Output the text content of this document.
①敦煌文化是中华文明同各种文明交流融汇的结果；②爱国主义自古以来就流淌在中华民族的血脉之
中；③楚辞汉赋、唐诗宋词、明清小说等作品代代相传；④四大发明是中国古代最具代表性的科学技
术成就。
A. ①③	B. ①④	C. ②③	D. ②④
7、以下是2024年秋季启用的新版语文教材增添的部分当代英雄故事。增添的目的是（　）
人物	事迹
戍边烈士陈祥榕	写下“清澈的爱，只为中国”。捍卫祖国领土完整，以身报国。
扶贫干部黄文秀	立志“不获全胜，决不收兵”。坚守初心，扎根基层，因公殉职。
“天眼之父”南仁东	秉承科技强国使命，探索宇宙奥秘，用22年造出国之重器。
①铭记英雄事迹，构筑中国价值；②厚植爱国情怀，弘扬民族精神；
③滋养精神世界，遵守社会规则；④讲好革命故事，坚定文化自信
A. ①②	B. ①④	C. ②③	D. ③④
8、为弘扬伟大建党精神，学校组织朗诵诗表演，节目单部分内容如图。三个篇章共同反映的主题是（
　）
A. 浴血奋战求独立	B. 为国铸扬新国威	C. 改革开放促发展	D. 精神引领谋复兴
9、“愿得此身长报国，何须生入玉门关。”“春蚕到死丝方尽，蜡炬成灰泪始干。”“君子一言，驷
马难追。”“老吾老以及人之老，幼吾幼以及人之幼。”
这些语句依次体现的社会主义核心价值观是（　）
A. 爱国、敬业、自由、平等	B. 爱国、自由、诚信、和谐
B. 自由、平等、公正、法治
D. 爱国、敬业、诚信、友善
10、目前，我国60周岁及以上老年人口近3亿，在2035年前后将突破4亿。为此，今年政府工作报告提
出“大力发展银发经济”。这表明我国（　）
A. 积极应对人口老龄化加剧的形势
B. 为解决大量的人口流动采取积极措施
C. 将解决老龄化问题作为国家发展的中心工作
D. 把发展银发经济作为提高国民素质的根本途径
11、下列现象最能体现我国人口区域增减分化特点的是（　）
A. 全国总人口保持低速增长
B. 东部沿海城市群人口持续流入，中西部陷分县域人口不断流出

+--

## Required work
Make an exact copy of every line in the data.

## Worked solution
Output the text content of this document.
①敦煌文化是中华文明同各种文明交流融汇的结果；②爱国主义自古以来就流淌在中华民族的血脉之
中；③楚辞汉赋、唐诗宋词、明清小说等作品代代相传；④四大发明是中国古代最具代表性的科学技
术成就。
A. ①③	B. ①④	C. ②③	D. ②④
7、以下是2024年秋季启用的新版语文教材增添的部分当代英雄故事。增添的目的是（　）
人物	事迹
戍边烈士陈祥榕	写下“清澈的爱，只为中国”。捍卫祖国领土完整，以身报国。
扶贫干部黄文秀	立志“不获全胜，决不收兵”。坚守初心，扎根基层，因公殉职。
“天眼之父”南仁东	秉承科技强国使命，探索宇宙奥秘，用22年造出国之重器。
①铭记英雄事迹，构筑中国价值；②厚植爱国情怀，弘扬民族精神；
③滋养精神世界，遵守社会规则；④讲好革命故事，坚定文化自信
A. ①②	B. ①④	C. ②③	D. ③④
8、为弘扬伟大建党精神，学校组织朗诵诗表演，节目单部分内容如图。三个篇章共同反映的主题是（
　）
A. 浴血奋战求独立	B. 为国铸扬新国威	C. 改革开放促发展	D. 精神引领谋复兴
9、“愿得此身长报国，何须生入玉门关。”“春蚕到死丝方尽，蜡炬成灰泪始干。”“君子一言，驷
马难追。”“老吾老以及人之老，幼吾幼以及人之幼。”
这些语句依次体现的社会主义核心价值观是（　）
A. 爱国、敬业、自由、平等	B. 爱国、自由、诚信、和谐
B. 自由、平等、公正、法治
D. 爱国、敬业、诚信、友善
10、目前，我国60周岁及以上老年人口近3亿，在2035年前后将突破4亿。为此，今年政府工作报告提
出“大力发展银发经济”。这表明我国（　）
A. 积极应对人口老龄化加剧的形势
B. 为解决大量的人口流动采取积极措施
C. 将解决老龄化问题作为国家发展的中心工作
D. 把发展银发经济作为提高国民素质的根本途径
11、下列现象最能体现我国人口区域增减分化特点的是（　）
A. 全国总人口保持低速增长
B. 东部沿海城市群人口持续流入，中西部陷分县域人口不断流出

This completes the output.